A run of records:

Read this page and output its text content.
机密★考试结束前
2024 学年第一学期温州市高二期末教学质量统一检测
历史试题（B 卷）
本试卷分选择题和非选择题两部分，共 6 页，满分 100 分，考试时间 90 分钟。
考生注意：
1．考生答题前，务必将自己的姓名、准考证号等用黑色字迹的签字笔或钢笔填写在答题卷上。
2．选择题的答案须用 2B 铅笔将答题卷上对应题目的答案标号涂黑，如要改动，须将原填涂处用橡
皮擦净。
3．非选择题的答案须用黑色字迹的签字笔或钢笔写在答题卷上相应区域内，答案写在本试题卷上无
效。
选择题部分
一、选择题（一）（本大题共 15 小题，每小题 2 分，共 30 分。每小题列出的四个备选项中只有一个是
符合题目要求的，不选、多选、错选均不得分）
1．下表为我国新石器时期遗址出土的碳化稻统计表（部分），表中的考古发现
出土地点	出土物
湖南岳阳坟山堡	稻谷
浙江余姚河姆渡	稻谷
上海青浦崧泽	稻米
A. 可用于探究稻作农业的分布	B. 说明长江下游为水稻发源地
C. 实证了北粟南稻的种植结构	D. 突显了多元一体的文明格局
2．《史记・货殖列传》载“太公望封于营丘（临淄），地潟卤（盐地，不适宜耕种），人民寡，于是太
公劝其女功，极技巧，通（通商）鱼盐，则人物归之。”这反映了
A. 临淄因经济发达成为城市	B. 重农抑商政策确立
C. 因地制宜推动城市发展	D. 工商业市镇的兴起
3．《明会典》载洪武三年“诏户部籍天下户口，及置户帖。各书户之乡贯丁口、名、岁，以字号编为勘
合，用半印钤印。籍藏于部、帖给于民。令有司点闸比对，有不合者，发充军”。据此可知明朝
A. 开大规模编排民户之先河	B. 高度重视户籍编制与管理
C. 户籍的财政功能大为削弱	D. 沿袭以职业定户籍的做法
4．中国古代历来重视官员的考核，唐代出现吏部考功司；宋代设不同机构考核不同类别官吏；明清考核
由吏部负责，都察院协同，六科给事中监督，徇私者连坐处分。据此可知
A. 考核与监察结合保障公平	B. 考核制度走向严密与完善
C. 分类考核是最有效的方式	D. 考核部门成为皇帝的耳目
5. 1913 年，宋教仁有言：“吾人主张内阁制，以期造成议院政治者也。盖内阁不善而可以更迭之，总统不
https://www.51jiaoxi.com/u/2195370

Problem to solve: Output the entries exactly.

Answer to this task:
Read this page and output its text content.
机密★考试结束前
2024 学年第一学期温州市高二期末教学质量统一检测
历史试题（B 卷）
本试卷分选择题和非选择题两部分，共 6 页，满分 100 分，考试时间 90 分钟。
考生注意：
1．考生答题前，务必将自己的姓名、准考证号等用黑色字迹的签字笔或钢笔填写在答题卷上。
2．选择题的答案须用 2B 铅笔将答题卷上对应题目的答案标号涂黑，如要改动，须将原填涂处用橡
皮擦净。
3．非选择题的答案须用黑色字迹的签字笔或钢笔写在答题卷上相应区域内，答案写在本试题卷上无
效。
选择题部分
一、选择题（一）（本大题共 15 小题，每小题 2 分，共 30 分。每小题列出的四个备选项中只有一个是
符合题目要求的，不选、多选、错选均不得分）
1．下表为我国新石器时期遗址出土的碳化稻统计表（部分），表中的考古发现
出土地点	出土物
湖南岳阳坟山堡	稻谷
浙江余姚河姆渡	稻谷
上海青浦崧泽	稻米
A. 可用于探究稻作农业的分布	B. 说明长江下游为水稻发源地
C. 实证了北粟南稻的种植结构	D. 突显了多元一体的文明格局
2．《史记・货殖列传》载“太公望封于营丘（临淄），地潟卤（盐地，不适宜耕种），人民寡，于是太
公劝其女功，极技巧，通（通商）鱼盐，则人物归之。”这反映了
A. 临淄因经济发达成为城市	B. 重农抑商政策确立
C. 因地制宜推动城市发展	D. 工商业市镇的兴起
3．《明会典》载洪武三年“诏户部籍天下户口，及置户帖。各书户之乡贯丁口、名、岁，以字号编为勘
合，用半印钤印。籍藏于部、帖给于民。令有司点闸比对，有不合者，发充军”。据此可知明朝
A. 开大规模编排民户之先河	B. 高度重视户籍编制与管理
C. 户籍的财政功能大为削弱	D. 沿袭以职业定户籍的做法
4．中国古代历来重视官员的考核，唐代出现吏部考功司；宋代设不同机构考核不同类别官吏；明清考核
由吏部负责，都察院协同，六科给事中监督，徇私者连坐处分。据此可知
A. 考核与监察结合保障公平	B. 考核制度走向严密与完善
C. 分类考核是最有效的方式	D. 考核部门成为皇帝的耳目
5. 1913 年，宋教仁有言：“吾人主张内阁制，以期造成议院政治者也。盖内阁不善而可以更迭之，总统不
https://www.51jiaoxi.com/u/2195370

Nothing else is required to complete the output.